Repeat all of the material exactly as given.
<<<<
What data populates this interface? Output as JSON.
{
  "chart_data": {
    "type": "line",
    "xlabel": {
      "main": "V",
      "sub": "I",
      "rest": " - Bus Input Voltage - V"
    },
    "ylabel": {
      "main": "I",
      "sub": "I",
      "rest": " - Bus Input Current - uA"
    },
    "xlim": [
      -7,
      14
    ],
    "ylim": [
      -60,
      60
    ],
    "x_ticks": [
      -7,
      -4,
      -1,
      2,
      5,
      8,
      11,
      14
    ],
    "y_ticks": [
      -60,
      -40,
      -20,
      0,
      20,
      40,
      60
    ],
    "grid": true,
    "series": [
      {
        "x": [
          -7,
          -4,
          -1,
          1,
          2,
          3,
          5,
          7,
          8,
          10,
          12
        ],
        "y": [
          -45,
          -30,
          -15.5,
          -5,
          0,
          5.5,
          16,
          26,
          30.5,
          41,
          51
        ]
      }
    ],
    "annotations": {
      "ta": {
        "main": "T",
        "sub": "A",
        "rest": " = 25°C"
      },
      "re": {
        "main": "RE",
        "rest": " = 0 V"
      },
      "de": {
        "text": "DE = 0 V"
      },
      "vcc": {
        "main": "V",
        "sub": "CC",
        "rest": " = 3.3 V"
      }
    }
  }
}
>>>>
◆ Full answer ◆
What data populates this interface? Output as JSON.
{
  "chart_data": {
    "type": "line",
    "xlabel": {
      "main": "V",
      "sub": "I",
      "rest": " - Bus Input Voltage - V"
    },
    "ylabel": {
      "main": "I",
      "sub": "I",
      "rest": " - Bus Input Current - uA"
    },
    "xlim": [
      -7,
      14
    ],
    "ylim": [
      -60,
      60
    ],
    "x_ticks": [
      -7,
      -4,
      -1,
      2,
      5,
      8,
      11,
      14
    ],
    "y_ticks": [
      -60,
      -40,
      -20,
      0,
      20,
      40,
      60
    ],
    "grid": true,
    "series": [
      {
        "x": [
          -7,
          -4,
          -1,
          1,
          2,
          3,
          5,
          7,
          8,
          10,
          12
        ],
        "y": [
          -45,
          -30,
          -15.5,
          -5,
          0,
          5.5,
          16,
          26,
          30.5,
          41,
          51
        ]
      }
    ],
    "annotations": {
      "ta": {
        "main": "T",
        "sub": "A",
        "rest": " = 25°C"
      },
      "re": {
        "main": "RE",
        "rest": " = 0 V"
      },
      "de": {
        "text": "DE = 0 V"
      },
      "vcc": {
        "main": "V",
        "sub": "CC",
        "rest": " = 3.3 V"
      }
    }
  }
}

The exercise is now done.